• _DOCUMENT EXCERPT_:
——
Sure, my answers are below.

- the doc/ directory contains the full Hugo source directory, with
> config.toml, content/, layouts, etc., as well as the theme, which looks
> like it's statically installed
>

Correct.


> - looks like maybe the hugo html ends up in public, but then it gets moved
> somehow (can't quite figure out how)
>

Travis CI deals with that. You can look at the use-package Travis setup
here[1]. The revelant portion for the site deployment is:

=====
before_deploy: cd doc && make doc
deploy:
  provider: pages
  skip_cleanup: true
  github_token: $GITHUB_TOKEN
  local_dir: public
  on:
    branch: master
    condition: $EMACS_VERSION = 26
=====

(I use emacs 26 specifically to build the site as it comes with Org 9.1.4..
so then I don't need to install Org on the Travis CI machine.)


> - the ox-hugo files are kept somewhere I guess
>

No. The latest ox-hugo version available on Melpa is used. That is done via
the same Makefile.. it loads a setup file I have: setup-ox-hugo.el[2].


> - presumably any personal config has to be replicated somewhere on the web
> where travis can access it
>

The same setup-ox-hugo.el has some minimal "sane settings" (Look at the
"(with-eval-after-load 'org" in there for example). You can also add your
personal setup to that as needed.


> - is there any more setup that needs to be done on Travis?
>

1. The .travis.yml file mentioned above.
2. Get your GITHUB_TOKEN (minimum permission level: public_repo) to assign
to Travis[3].
3. Set the GITHUB_TOKEN and HUGO_BASE_URL env variables in the Travis
settings for your repo on https://travis-ci.org/USER/REPO/settings.

- I have 4 main org files; 3 of them get copied per-header, and one as a
> whole file.  Is that an issue?
>

No. The latest ox-hugo version now has org-hugo-export-wim-to-md. "wim"
stands for What I Mean. See https://ox-hugo.scripter.co/#export-bindings or
the comment header in ox-hugo.el for details.

In setup-ox-hugo.el, I define this simple wrapper function:

(defun org-hugo-export-all-wim-to-md ()
  (org-hugo-export-wim-to-md :all-subtrees nil nil :noerror))

In the Makefile, that function is used in the "md1" rule.
And that rule is called in loop by the "md" rule:

md: $(org_files)
$(org_files):
    @$(MAKE) md1 ORG_FILE=$@ TIMEZONE=UTC # Use UTC/Universal time zone for
tests

So you only need to tweak the "org_files" rule which is a simple find
command to collect an array of all the Org files you want to export
(doesn't matter if they are file-based or subtree-based).
——
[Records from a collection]

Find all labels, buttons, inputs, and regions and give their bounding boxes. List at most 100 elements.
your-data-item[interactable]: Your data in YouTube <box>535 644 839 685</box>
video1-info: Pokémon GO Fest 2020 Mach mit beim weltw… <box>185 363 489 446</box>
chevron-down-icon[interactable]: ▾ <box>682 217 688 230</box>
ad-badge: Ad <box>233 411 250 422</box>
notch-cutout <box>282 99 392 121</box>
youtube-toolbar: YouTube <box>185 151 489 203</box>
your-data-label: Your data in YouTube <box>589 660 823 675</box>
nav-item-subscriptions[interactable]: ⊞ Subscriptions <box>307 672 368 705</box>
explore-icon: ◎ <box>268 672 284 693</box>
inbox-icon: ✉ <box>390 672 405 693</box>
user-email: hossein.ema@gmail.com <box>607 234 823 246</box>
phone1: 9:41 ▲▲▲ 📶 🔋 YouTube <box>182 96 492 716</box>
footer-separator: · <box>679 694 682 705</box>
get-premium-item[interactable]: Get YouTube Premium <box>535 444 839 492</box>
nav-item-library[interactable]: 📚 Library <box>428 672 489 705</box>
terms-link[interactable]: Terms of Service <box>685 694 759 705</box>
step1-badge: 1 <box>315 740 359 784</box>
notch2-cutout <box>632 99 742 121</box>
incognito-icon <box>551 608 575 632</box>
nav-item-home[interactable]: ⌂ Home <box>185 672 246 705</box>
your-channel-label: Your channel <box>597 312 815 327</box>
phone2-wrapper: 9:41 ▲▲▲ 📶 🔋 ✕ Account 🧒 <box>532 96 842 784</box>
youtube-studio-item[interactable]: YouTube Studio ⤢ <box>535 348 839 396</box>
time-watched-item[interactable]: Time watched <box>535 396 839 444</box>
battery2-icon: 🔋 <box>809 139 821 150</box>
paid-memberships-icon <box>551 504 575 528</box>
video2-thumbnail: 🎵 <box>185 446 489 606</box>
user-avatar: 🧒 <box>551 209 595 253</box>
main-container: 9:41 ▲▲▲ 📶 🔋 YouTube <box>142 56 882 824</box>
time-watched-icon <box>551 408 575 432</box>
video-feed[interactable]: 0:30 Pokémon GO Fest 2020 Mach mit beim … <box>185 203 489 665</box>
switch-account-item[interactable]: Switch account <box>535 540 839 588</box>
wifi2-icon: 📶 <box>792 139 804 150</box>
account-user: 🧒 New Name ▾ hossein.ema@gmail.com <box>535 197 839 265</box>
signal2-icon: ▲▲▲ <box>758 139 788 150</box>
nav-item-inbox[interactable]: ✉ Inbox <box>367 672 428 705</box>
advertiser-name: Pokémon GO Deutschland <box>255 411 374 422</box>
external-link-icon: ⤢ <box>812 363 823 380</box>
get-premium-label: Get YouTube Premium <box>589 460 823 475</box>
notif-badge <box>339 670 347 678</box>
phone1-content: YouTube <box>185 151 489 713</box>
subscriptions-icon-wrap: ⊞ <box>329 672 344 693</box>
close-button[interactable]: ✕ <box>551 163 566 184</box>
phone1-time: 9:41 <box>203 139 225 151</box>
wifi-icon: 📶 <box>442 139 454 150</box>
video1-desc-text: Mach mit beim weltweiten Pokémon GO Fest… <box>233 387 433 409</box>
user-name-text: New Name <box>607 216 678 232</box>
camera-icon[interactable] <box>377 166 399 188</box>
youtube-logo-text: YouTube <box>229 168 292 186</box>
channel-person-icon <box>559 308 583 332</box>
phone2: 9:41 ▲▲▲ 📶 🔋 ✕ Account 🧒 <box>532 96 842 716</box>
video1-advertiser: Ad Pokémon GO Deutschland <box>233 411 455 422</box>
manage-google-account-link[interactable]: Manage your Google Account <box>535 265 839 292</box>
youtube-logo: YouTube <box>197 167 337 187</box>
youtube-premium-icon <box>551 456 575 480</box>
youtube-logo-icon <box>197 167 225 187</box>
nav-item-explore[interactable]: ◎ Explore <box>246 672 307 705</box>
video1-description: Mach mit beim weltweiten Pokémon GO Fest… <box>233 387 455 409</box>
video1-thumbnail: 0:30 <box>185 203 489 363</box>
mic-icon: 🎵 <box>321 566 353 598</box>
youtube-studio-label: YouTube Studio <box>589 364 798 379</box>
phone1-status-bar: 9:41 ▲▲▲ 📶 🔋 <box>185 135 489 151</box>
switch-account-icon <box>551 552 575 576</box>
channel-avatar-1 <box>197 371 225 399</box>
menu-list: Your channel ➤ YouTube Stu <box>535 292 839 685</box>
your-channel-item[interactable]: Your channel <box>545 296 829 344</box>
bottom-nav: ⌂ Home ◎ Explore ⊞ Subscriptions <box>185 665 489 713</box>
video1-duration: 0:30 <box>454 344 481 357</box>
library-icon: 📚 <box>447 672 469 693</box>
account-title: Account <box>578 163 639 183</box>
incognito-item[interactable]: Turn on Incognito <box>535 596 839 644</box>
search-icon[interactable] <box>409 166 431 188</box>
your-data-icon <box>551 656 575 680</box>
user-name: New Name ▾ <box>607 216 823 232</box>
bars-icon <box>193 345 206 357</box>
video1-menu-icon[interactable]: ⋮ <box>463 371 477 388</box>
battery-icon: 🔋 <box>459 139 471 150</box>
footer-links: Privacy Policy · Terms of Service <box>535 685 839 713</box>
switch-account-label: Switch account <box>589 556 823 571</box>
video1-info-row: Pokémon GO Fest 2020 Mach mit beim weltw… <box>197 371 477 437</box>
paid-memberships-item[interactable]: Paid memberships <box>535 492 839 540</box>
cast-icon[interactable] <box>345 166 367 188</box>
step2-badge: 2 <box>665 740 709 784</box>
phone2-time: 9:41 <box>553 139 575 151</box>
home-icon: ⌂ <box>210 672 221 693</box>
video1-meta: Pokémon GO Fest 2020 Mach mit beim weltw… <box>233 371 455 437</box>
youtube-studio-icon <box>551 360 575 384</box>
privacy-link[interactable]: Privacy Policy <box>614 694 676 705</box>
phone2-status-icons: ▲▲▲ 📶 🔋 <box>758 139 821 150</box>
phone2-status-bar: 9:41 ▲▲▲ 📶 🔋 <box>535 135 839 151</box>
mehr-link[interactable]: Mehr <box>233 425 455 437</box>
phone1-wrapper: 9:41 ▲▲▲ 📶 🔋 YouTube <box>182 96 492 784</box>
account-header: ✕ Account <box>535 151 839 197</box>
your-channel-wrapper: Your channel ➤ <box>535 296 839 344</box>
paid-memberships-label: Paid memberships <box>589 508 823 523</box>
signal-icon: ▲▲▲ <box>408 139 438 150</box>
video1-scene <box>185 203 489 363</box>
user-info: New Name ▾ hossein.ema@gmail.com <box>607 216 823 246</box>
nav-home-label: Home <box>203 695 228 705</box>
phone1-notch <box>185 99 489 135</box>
——
• _PROBLEMS AND TASKS_:
A – Decide whether each statement below agrees with the reply about deploying the Hugo site, answering yes or no and quoting the deciding words of the reply: (i) Travis CI handles moving the generated site out of the public directory; (ii) the ox-hugo files are kept somewhere for the build; (iii) Emacs 26 is used for the build because it comes with Org 9.1.4.
B – Convert the lines of the records, starting at the first line of the records and ending at the line containing "video1-info: Pokémon GO", into a numbered list.

• _ANSWERS PROVIDED_:
A –
(i) Yes: "Travis CI deals with that."
(ii) No: "No. The latest ox-hugo version available on Melpa is used."
(iii) Yes: "I use emacs 26 specifically to build the site as it comes with Org 9.1.4"

B –
1. Find all labels, buttons, inputs, and regions and give their bounding boxes. List at most 100 elements.
2. your-data-item[interactable]: Your data in YouTube <box>535 644 839 685</box>
3. video1-info: Pokémon GO Fest 2020 Mach mit beim weltw… <box>185 363 489 446</box>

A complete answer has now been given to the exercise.